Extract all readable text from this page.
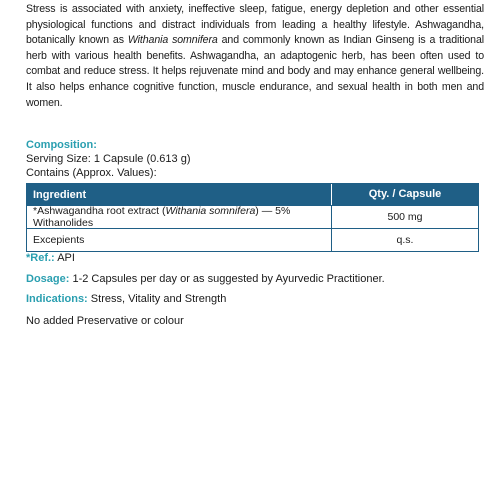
Stress is associated with anxiety, ineffective sleep, fatigue, energy depletion and other essential physiological functions and distract individuals from leading a healthy lifestyle. Ashwagandha, botanically known as Withania somnifera and commonly known as Indian Ginseng is a traditional herb with various health benefits. Ashwagandha, an adaptogenic herb, has been often used to combat and reduce stress. It helps rejuvenate mind and body and may enhance general wellbeing. It also helps enhance cognitive function, muscle endurance, and sexual health in both men and women.

Composition:
Serving Size: 1 Capsule (0.613 g)
Contains (Approx. Values):
Ingredient	Qty. / Capsule
*Ashwagandha root extract (Withania somnifera) — 5% Withanolides	500 mg
Excepients	q.s.
*Ref.: API
Dosage: 1-2 Capsules per day or as suggested by Ayurvedic Practitioner.
Indications: Stress, Vitality and Strength
No added Preservative or colour
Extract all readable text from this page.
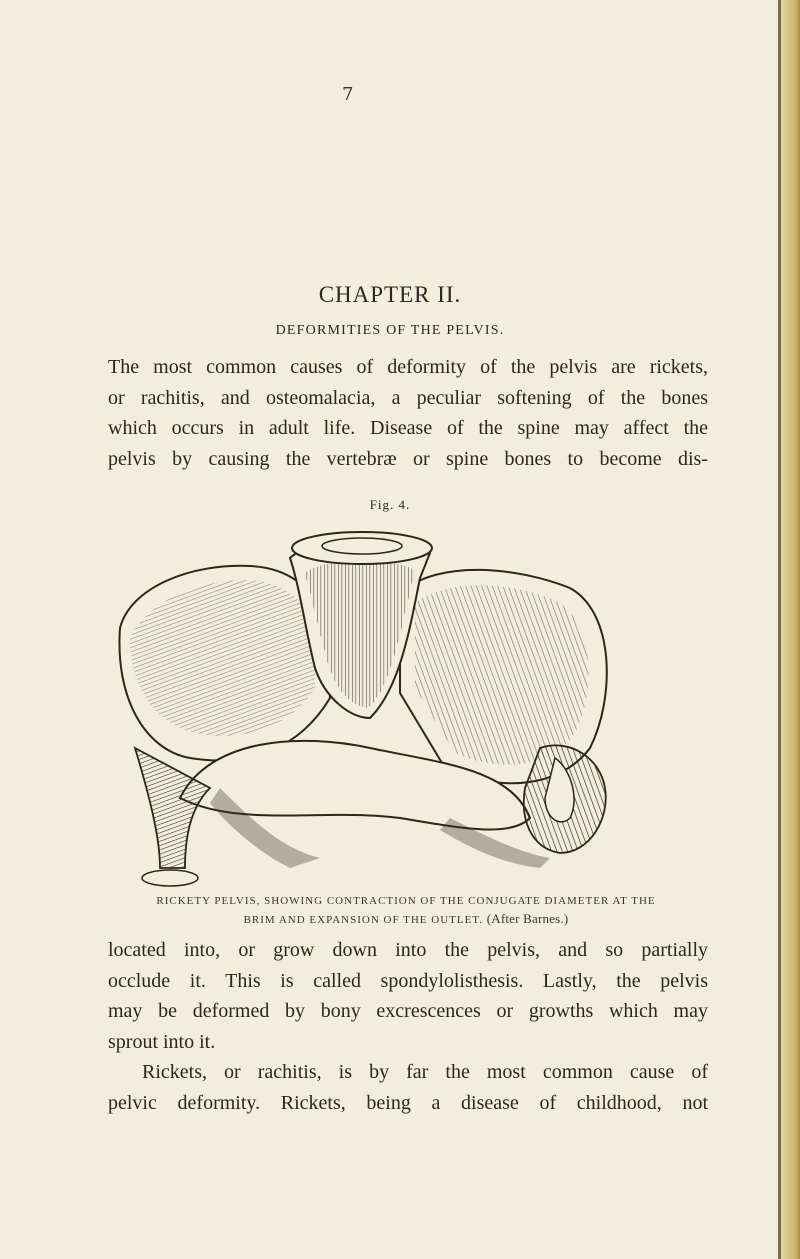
7
CHAPTER II.
DEFORMITIES OF THE PELVIS.
The most common causes of deformity of the pelvis are rickets,
or rachitis, and osteomalacia, a peculiar softening of the bones
which occurs in adult life. Disease of the spine may affect the
pelvis by causing the vertebræ or spine bones to become dis-
Fig. 4.
RICKETY PELVIS, SHOWING CONTRACTION OF THE CONJUGATE DIAMETER AT THE
BRIM AND EXPANSION OF THE OUTLET. (After Barnes.)
located into, or grow down into the pelvis, and so partially
occlude it. This is called spondylolisthesis. Lastly, the pelvis
may be deformed by bony excrescences or growths which may
sprout into it.
Rickets, or rachitis, is by far the most common cause of
pelvic deformity. Rickets, being a disease of childhood, not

---------------

Reproduce the material above verbatim; omit every picture.

» **CORRECT RESULT**
Extract all readable text from this page.
Stress is associated with anxiety, ineffective sleep, fatigue, energy depletion and other essential physiological functions and distract individuals from leading a healthy lifestyle. Ashwagandha, botanically known as Withania somnifera and commonly known as Indian Ginseng is a traditional herb with various health benefits. Ashwagandha, an adaptogenic herb, has been often used to combat and reduce stress. It helps rejuvenate mind and body and may enhance general wellbeing. It also helps enhance cognitive function, muscle endurance, and sexual health in both men and women.

Composition:
Serving Size: 1 Capsule (0.613 g)
Contains (Approx. Values):
Ingredient	Qty. / Capsule
*Ashwagandha root extract (Withania somnifera) — 5% Withanolides	500 mg
Excepients	q.s.
*Ref.: API
Dosage: 1-2 Capsules per day or as suggested by Ayurvedic Practitioner.
Indications: Stress, Vitality and Strength
No added Preservative or colour
Extract all readable text from this page.
7
CHAPTER II.
DEFORMITIES OF THE PELVIS.
The most common causes of deformity of the pelvis are rickets,
or rachitis, and osteomalacia, a peculiar softening of the bones
which occurs in adult life. Disease of the spine may affect the
pelvis by causing the vertebræ or spine bones to become dis-
Fig. 4.
RICKETY PELVIS, SHOWING CONTRACTION OF THE CONJUGATE DIAMETER AT THE
BRIM AND EXPANSION OF THE OUTLET. (After Barnes.)
located into, or grow down into the pelvis, and so partially
occlude it. This is called spondylolisthesis. Lastly, the pelvis
may be deformed by bony excrescences or growths which may
sprout into it.
Rickets, or rachitis, is by far the most common cause of
pelvic deformity. Rickets, being a disease of childhood, not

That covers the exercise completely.